== What the exercise asks ==
Collect all lines below with the string "platformlogs".

** Begin **

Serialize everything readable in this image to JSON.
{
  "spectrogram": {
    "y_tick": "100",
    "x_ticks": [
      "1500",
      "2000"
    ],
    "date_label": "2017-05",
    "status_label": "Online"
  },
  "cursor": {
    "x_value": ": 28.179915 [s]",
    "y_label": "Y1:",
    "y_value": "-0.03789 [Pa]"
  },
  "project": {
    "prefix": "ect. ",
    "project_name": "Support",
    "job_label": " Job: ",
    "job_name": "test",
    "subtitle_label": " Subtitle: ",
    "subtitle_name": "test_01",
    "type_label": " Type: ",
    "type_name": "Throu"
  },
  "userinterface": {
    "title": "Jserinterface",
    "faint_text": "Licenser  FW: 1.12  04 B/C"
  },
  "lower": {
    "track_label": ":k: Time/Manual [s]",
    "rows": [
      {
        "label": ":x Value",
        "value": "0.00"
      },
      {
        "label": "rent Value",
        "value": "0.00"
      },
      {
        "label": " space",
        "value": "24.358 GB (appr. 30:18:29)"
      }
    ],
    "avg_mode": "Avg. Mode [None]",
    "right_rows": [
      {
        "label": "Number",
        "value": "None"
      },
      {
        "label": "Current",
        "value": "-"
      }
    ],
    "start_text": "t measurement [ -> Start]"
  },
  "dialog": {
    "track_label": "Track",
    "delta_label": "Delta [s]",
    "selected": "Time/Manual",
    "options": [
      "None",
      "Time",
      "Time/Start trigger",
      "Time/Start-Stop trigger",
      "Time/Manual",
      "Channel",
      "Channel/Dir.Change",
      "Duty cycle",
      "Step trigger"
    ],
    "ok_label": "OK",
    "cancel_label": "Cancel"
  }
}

** End **
** Begin **

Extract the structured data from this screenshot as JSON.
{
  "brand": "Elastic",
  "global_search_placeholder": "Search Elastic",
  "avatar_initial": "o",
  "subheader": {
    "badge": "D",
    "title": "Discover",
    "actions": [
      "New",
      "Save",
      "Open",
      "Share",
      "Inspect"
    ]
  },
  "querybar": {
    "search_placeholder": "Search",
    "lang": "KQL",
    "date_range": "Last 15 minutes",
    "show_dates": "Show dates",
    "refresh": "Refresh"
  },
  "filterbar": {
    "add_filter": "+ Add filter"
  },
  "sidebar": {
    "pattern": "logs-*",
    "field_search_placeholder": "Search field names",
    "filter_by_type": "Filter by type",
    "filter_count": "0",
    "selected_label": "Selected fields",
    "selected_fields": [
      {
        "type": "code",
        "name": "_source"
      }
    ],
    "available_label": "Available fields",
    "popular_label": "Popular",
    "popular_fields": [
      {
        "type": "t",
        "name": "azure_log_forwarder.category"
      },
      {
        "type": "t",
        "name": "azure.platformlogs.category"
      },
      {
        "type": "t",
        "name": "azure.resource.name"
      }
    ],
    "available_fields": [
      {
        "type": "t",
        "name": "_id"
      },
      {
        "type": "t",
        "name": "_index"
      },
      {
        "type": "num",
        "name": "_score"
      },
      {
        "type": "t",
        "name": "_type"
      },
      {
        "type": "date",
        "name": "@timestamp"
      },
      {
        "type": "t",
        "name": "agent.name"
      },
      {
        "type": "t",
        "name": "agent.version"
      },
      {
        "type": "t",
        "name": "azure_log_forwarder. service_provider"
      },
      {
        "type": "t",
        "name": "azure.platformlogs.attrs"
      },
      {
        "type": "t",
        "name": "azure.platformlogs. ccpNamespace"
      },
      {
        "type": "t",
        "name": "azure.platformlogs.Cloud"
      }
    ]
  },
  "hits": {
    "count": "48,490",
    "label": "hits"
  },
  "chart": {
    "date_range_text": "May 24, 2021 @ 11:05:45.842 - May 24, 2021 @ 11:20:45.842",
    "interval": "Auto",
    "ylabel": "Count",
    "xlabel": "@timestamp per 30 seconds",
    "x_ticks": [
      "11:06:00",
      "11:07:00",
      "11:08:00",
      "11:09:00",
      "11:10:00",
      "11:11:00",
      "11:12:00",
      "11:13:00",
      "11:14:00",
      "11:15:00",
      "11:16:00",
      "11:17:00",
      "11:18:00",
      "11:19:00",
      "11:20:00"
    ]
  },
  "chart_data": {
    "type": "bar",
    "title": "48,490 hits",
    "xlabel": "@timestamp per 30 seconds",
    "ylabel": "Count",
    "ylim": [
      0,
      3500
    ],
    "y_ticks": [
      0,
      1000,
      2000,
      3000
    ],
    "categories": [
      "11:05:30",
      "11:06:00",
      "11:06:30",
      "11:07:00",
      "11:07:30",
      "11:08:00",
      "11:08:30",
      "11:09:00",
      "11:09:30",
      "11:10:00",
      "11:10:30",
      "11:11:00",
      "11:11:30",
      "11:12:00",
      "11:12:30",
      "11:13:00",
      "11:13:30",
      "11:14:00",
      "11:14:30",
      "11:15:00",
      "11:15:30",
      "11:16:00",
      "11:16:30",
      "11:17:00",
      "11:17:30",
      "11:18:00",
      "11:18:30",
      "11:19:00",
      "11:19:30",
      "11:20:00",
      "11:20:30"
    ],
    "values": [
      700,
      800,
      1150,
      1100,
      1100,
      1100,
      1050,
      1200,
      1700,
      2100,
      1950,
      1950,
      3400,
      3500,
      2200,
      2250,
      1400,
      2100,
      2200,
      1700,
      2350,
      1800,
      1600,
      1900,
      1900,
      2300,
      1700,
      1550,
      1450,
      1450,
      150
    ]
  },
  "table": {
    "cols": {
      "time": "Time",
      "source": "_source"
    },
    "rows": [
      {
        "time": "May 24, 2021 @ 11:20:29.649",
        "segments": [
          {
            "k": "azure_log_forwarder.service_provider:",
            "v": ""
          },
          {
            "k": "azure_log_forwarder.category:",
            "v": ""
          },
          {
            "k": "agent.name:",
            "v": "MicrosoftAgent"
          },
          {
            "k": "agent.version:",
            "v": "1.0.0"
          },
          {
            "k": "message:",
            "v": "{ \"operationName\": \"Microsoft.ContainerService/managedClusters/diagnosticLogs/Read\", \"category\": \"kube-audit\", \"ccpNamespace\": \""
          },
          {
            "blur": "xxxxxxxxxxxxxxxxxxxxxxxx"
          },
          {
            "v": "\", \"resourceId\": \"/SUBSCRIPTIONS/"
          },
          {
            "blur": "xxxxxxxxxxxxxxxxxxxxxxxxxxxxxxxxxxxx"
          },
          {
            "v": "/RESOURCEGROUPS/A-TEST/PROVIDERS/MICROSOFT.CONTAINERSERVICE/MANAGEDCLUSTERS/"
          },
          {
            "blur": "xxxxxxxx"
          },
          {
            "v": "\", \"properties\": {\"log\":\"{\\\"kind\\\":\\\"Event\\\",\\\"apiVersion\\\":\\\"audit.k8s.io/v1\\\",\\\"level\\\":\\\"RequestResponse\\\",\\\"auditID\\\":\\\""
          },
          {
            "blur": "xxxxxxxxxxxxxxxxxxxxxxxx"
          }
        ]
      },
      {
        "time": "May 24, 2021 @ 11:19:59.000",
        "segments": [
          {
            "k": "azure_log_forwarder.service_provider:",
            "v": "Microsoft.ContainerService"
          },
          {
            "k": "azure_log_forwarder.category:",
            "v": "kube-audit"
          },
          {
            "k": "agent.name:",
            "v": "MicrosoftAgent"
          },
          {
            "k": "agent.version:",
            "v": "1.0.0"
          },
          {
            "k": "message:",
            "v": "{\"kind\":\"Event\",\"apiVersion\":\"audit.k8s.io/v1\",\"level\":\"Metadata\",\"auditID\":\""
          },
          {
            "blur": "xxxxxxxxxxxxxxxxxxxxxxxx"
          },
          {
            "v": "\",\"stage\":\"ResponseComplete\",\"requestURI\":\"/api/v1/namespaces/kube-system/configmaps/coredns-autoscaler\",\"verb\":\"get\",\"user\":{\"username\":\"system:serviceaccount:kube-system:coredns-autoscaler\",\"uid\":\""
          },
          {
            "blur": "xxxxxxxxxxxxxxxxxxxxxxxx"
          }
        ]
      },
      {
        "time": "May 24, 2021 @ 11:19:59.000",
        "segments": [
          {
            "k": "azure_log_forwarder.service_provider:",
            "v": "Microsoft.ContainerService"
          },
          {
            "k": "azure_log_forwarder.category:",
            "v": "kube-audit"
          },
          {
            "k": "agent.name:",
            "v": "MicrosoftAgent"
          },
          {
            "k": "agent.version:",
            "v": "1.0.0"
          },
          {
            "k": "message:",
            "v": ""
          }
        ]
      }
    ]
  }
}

** End **

== Complete output ==
        "name": "azure.platformlogs.category"
        "name": "azure.platformlogs.attrs"
        "name": "azure.platformlogs. ccpNamespace"
        "name": "azure.platformlogs.Cloud"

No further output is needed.